Can you copy each of the records below line for line, with no changes?

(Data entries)
###
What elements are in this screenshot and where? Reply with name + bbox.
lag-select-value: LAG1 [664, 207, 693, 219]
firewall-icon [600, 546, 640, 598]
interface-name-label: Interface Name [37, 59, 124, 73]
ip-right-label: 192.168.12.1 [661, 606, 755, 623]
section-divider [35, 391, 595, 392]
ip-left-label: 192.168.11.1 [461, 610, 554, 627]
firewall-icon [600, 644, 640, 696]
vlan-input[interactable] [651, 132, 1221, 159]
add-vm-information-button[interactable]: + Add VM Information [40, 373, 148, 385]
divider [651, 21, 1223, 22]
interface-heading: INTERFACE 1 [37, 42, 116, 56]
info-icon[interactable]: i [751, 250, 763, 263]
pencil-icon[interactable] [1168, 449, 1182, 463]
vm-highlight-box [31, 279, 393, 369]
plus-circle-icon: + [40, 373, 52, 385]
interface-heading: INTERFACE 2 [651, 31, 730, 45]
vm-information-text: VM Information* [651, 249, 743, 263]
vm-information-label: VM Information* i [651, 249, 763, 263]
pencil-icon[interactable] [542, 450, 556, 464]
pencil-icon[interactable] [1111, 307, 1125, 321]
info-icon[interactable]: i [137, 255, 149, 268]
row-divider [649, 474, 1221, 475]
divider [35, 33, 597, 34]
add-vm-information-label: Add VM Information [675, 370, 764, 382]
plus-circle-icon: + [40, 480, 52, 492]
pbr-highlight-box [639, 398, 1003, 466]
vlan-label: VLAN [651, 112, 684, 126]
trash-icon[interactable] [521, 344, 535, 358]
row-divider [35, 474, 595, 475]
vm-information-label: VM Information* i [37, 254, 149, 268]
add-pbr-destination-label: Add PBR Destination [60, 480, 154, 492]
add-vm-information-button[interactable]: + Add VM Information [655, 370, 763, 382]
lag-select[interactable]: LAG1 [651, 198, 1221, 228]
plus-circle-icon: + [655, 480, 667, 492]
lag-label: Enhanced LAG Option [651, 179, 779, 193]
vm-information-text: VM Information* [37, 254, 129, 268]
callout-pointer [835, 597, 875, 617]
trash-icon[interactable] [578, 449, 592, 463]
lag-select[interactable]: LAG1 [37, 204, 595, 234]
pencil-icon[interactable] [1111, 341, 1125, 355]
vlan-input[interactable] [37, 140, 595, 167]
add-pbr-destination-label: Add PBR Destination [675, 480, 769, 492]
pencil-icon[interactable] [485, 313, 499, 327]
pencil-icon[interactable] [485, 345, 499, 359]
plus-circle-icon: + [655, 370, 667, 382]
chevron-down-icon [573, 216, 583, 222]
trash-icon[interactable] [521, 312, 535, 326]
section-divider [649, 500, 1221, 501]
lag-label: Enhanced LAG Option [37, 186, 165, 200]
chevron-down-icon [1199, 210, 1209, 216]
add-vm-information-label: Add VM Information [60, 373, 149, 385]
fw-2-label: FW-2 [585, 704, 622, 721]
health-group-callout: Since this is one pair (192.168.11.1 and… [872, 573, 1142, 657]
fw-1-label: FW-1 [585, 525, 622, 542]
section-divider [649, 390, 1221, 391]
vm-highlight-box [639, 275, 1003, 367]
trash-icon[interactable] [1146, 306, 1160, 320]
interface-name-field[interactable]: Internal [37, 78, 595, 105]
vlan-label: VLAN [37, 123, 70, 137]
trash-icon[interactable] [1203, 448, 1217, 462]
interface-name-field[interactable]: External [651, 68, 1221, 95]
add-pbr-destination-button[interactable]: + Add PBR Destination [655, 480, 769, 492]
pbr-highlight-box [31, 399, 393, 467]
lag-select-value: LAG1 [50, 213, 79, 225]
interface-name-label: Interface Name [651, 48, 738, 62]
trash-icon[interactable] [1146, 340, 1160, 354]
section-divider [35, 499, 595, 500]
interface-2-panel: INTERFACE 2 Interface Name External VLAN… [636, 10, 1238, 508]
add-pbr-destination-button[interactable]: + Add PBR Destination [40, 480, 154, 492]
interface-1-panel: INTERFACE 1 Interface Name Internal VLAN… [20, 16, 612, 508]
###
**Answer to this task:**
What elements are in this screenshot and where? Reply with name + bbox.
lag-select-value: LAG1 [664, 207, 693, 219]
firewall-icon [600, 546, 640, 598]
interface-name-label: Interface Name [37, 59, 124, 73]
ip-right-label: 192.168.12.1 [661, 606, 755, 623]
section-divider [35, 391, 595, 392]
ip-left-label: 192.168.11.1 [461, 610, 554, 627]
firewall-icon [600, 644, 640, 696]
vlan-input[interactable] [651, 132, 1221, 159]
add-vm-information-button[interactable]: + Add VM Information [40, 373, 148, 385]
divider [651, 21, 1223, 22]
interface-heading: INTERFACE 1 [37, 42, 116, 56]
info-icon[interactable]: i [751, 250, 763, 263]
pencil-icon[interactable] [1168, 449, 1182, 463]
vm-highlight-box [31, 279, 393, 369]
plus-circle-icon: + [40, 373, 52, 385]
interface-heading: INTERFACE 2 [651, 31, 730, 45]
vm-information-text: VM Information* [651, 249, 743, 263]
vm-information-label: VM Information* i [651, 249, 763, 263]
pencil-icon[interactable] [542, 450, 556, 464]
pencil-icon[interactable] [1111, 307, 1125, 321]
info-icon[interactable]: i [137, 255, 149, 268]
row-divider [649, 474, 1221, 475]
divider [35, 33, 597, 34]
add-vm-information-label: Add VM Information [675, 370, 764, 382]
plus-circle-icon: + [40, 480, 52, 492]
pbr-highlight-box [639, 398, 1003, 466]
vlan-label: VLAN [651, 112, 684, 126]
trash-icon[interactable] [521, 344, 535, 358]
row-divider [35, 474, 595, 475]
vm-information-label: VM Information* i [37, 254, 149, 268]
add-pbr-destination-label: Add PBR Destination [60, 480, 154, 492]
add-vm-information-button[interactable]: + Add VM Information [655, 370, 763, 382]
lag-select[interactable]: LAG1 [651, 198, 1221, 228]
plus-circle-icon: + [655, 480, 667, 492]
lag-label: Enhanced LAG Option [651, 179, 779, 193]
vm-information-text: VM Information* [37, 254, 129, 268]
callout-pointer [835, 597, 875, 617]
trash-icon[interactable] [578, 449, 592, 463]
lag-select[interactable]: LAG1 [37, 204, 595, 234]
pencil-icon[interactable] [1111, 341, 1125, 355]
vlan-input[interactable] [37, 140, 595, 167]
add-pbr-destination-label: Add PBR Destination [675, 480, 769, 492]
pencil-icon[interactable] [485, 313, 499, 327]
pencil-icon[interactable] [485, 345, 499, 359]
plus-circle-icon: + [655, 370, 667, 382]
chevron-down-icon [573, 216, 583, 222]
trash-icon[interactable] [521, 312, 535, 326]
section-divider [649, 500, 1221, 501]
lag-label: Enhanced LAG Option [37, 186, 165, 200]
chevron-down-icon [1199, 210, 1209, 216]
add-vm-information-label: Add VM Information [60, 373, 149, 385]
fw-2-label: FW-2 [585, 704, 622, 721]
health-group-callout: Since this is one pair (192.168.11.1 and… [872, 573, 1142, 657]
fw-1-label: FW-1 [585, 525, 622, 542]
section-divider [649, 390, 1221, 391]
vm-highlight-box [639, 275, 1003, 367]
trash-icon[interactable] [1146, 306, 1160, 320]
interface-name-field[interactable]: Internal [37, 78, 595, 105]
vlan-label: VLAN [37, 123, 70, 137]
trash-icon[interactable] [1203, 448, 1217, 462]
interface-name-field[interactable]: External [651, 68, 1221, 95]
add-pbr-destination-button[interactable]: + Add PBR Destination [655, 480, 769, 492]
pbr-highlight-box [31, 399, 393, 467]
lag-select-value: LAG1 [50, 213, 79, 225]
interface-name-label: Interface Name [651, 48, 738, 62]
trash-icon[interactable] [1146, 340, 1160, 354]
section-divider [35, 499, 595, 500]
interface-2-panel: INTERFACE 2 Interface Name External VLAN… [636, 10, 1238, 508]
add-pbr-destination-button[interactable]: + Add PBR Destination [40, 480, 154, 492]
interface-1-panel: INTERFACE 1 Interface Name Internal VLAN… [20, 16, 612, 508]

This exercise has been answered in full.